Short problem: Lines that hold the word "work" should be located and copied.

Records for this exercise:
— Begin —
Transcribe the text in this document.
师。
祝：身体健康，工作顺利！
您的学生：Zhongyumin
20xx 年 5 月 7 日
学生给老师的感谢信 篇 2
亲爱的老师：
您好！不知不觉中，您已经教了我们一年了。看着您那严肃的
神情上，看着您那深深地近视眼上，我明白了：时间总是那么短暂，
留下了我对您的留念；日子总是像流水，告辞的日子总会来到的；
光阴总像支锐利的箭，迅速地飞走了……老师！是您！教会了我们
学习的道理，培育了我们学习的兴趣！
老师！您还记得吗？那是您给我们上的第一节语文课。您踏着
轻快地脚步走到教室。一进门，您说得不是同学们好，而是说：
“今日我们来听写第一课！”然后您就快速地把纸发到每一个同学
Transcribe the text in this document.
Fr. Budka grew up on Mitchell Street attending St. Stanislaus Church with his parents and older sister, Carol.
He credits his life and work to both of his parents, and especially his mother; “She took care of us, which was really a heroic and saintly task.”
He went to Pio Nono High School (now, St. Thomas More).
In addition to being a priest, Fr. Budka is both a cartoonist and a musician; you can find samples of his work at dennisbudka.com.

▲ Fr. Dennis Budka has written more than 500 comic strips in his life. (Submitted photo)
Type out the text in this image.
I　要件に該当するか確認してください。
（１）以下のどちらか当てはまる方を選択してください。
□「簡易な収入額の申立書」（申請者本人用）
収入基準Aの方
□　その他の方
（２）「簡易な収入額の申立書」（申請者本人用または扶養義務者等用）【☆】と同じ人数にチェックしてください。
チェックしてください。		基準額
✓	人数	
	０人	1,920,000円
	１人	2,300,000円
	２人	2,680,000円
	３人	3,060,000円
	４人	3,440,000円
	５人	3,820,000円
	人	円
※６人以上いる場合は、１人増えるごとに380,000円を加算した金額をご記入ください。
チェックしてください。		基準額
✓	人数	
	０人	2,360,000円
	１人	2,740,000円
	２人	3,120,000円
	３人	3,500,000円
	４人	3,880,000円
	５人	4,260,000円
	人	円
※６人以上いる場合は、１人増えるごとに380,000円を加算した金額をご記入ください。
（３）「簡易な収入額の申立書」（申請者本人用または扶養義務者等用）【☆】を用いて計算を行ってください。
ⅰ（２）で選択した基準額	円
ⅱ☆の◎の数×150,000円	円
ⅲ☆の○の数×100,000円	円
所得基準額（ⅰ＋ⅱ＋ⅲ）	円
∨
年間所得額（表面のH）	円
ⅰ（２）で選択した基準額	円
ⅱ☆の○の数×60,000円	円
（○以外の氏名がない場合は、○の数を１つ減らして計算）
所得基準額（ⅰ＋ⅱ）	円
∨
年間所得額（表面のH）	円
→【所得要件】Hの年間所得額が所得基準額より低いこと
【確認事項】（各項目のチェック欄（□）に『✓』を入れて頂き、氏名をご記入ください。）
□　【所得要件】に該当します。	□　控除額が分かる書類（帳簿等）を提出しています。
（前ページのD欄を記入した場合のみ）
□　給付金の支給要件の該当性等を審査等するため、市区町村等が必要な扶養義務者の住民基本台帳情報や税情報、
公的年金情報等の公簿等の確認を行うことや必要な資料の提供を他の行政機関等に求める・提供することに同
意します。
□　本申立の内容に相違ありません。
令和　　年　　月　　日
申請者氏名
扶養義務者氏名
— End —
Exercise answer:
He credits his life and work to both of his parents, and especially his mother; “She took care of us, which was really a heroic and saintly task.”
In addition to being a priest, Fr. Budka is both a cartoonist and a musician; you can find samples of his work at dennisbudka.com.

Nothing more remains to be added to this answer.